* What you should do
Gather every line holding the string "PLANNING".

* Extracted information
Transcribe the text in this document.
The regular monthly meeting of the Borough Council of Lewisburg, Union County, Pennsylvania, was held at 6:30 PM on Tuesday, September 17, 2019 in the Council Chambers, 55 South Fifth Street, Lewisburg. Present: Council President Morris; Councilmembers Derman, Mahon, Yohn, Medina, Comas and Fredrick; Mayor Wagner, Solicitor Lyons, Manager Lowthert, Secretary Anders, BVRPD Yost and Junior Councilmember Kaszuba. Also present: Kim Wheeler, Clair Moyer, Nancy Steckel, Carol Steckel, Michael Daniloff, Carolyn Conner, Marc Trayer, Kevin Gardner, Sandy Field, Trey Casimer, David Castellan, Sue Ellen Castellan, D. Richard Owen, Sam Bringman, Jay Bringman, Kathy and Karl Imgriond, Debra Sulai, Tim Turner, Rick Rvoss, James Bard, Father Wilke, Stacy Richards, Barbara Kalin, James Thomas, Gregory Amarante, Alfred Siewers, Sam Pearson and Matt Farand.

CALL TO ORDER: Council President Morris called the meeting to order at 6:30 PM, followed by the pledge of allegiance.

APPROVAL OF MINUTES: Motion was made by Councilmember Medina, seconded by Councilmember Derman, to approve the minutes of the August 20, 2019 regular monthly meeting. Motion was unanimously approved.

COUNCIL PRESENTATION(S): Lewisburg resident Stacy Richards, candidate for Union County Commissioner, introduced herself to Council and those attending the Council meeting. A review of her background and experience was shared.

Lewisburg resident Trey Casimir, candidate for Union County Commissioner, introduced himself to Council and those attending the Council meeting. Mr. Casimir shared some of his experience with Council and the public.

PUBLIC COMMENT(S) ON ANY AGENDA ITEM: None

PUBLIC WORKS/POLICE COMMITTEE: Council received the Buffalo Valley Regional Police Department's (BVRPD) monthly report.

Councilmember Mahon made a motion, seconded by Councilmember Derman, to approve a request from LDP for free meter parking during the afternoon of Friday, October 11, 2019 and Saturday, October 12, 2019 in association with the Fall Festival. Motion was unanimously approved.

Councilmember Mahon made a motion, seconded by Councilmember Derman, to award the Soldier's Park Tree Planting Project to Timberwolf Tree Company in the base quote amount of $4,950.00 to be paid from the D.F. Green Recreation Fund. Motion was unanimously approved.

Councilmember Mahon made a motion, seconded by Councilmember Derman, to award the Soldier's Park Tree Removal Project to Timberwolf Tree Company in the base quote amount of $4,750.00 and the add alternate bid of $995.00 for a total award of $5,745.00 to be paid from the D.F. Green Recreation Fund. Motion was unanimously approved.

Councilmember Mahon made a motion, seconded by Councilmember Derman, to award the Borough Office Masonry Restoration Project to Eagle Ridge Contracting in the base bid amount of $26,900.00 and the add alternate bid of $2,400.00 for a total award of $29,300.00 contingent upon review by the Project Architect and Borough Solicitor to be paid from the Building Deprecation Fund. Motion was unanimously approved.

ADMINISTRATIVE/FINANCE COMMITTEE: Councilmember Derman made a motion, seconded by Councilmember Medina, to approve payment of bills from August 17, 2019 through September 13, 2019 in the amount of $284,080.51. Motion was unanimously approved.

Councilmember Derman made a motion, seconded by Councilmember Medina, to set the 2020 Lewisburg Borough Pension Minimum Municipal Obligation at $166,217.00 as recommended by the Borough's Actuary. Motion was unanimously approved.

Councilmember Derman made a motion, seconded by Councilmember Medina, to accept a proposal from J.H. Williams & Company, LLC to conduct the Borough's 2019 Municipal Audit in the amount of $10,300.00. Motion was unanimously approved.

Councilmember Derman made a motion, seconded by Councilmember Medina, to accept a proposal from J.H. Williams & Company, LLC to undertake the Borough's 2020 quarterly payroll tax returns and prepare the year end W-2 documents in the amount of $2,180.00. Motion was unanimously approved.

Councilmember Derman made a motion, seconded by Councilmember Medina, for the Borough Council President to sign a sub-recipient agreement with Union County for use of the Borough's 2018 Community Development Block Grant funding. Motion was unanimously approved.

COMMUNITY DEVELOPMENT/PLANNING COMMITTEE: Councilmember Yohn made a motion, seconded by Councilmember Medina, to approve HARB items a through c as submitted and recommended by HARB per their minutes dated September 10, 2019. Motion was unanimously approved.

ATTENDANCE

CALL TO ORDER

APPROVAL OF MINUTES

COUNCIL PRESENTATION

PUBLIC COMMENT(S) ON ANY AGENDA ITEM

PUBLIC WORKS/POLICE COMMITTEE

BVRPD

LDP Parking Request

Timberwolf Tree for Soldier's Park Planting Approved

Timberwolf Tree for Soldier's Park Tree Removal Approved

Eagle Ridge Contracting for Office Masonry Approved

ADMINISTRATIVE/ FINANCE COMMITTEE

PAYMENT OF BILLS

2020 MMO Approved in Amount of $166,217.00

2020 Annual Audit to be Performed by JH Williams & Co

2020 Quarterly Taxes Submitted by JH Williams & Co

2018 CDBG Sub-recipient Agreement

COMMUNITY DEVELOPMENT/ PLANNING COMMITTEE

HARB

...

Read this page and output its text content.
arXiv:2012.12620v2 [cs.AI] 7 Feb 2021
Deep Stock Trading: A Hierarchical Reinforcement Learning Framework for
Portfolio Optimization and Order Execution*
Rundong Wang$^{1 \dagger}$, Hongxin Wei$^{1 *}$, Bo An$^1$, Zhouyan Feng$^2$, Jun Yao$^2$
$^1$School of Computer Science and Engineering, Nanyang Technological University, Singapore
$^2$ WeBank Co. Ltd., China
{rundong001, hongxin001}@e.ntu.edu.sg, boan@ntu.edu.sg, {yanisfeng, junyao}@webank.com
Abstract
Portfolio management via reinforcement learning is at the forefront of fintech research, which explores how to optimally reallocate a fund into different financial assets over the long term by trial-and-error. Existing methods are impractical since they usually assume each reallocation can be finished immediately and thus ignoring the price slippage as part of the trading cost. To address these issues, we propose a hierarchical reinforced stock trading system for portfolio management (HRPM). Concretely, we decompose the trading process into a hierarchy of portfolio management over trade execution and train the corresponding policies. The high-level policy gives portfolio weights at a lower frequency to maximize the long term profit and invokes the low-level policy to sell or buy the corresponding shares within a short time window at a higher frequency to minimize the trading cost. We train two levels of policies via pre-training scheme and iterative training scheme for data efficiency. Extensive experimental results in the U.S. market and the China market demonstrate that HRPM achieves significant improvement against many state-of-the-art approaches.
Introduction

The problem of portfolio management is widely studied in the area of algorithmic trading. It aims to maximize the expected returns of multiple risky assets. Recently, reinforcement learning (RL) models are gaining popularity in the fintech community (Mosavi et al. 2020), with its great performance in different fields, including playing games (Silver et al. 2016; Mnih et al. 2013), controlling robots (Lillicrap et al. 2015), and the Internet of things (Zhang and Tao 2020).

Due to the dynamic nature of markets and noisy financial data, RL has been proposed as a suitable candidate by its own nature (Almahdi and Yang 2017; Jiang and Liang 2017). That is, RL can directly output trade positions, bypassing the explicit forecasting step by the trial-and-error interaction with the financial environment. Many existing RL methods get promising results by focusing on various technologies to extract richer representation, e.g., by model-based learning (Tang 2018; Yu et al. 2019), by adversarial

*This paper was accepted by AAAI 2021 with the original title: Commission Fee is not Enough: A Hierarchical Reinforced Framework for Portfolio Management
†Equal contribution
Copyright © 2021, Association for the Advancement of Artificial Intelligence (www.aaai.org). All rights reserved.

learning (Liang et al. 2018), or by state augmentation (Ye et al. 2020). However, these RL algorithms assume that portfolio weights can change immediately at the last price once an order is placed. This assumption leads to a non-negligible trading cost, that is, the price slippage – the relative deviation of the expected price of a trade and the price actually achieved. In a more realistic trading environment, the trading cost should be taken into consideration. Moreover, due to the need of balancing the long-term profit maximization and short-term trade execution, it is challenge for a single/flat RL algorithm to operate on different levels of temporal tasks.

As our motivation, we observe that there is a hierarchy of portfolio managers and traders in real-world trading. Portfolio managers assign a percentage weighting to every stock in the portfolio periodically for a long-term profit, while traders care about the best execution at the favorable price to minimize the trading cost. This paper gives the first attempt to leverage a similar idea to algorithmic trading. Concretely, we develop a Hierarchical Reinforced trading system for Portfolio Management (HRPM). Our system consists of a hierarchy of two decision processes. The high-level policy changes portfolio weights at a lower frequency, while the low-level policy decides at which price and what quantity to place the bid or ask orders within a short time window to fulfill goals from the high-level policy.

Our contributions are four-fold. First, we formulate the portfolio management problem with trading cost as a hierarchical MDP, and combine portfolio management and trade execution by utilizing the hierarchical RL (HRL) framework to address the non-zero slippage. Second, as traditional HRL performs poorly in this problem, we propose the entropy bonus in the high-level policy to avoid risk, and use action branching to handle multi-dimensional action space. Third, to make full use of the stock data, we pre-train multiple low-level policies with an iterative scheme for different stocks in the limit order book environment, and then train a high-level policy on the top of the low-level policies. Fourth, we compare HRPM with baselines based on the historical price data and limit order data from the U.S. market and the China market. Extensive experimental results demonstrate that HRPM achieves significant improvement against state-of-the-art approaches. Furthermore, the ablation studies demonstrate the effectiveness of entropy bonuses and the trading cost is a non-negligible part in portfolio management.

--

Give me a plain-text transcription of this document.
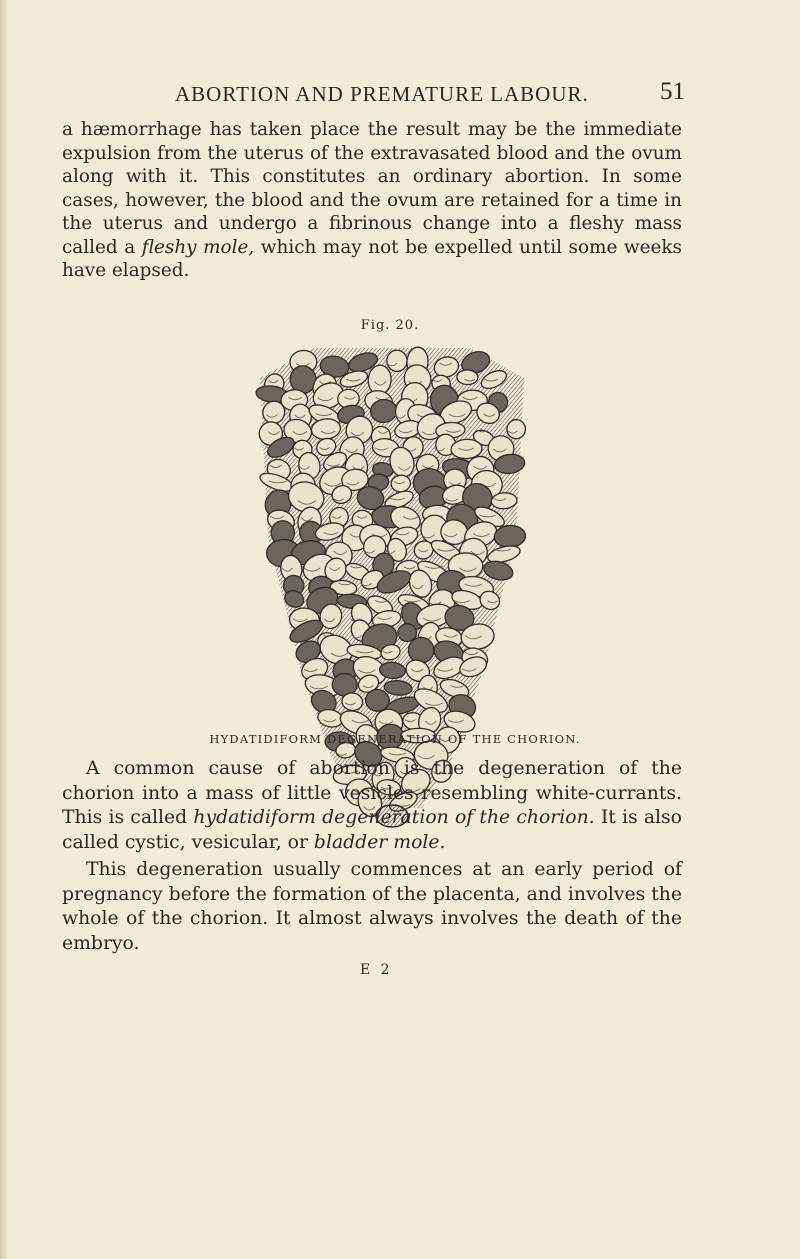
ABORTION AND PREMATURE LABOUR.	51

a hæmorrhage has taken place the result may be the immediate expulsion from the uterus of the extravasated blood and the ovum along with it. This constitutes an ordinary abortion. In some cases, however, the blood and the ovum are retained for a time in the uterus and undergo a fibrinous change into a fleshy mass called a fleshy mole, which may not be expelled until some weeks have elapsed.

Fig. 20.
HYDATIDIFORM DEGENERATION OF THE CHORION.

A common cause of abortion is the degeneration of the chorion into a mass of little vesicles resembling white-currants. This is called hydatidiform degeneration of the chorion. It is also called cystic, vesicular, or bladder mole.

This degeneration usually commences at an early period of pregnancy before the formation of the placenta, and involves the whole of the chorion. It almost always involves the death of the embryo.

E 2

* Output of the exercise
COMMUNITY DEVELOPMENT/PLANNING COMMITTEE: Councilmember Yohn made a motion, seconded by Councilmember Medina, to approve HARB items a through c as submitted and recommended by HARB per their minutes dated September 10, 2019. Motion was unanimously approved.
COMMUNITY DEVELOPMENT/ PLANNING COMMITTEE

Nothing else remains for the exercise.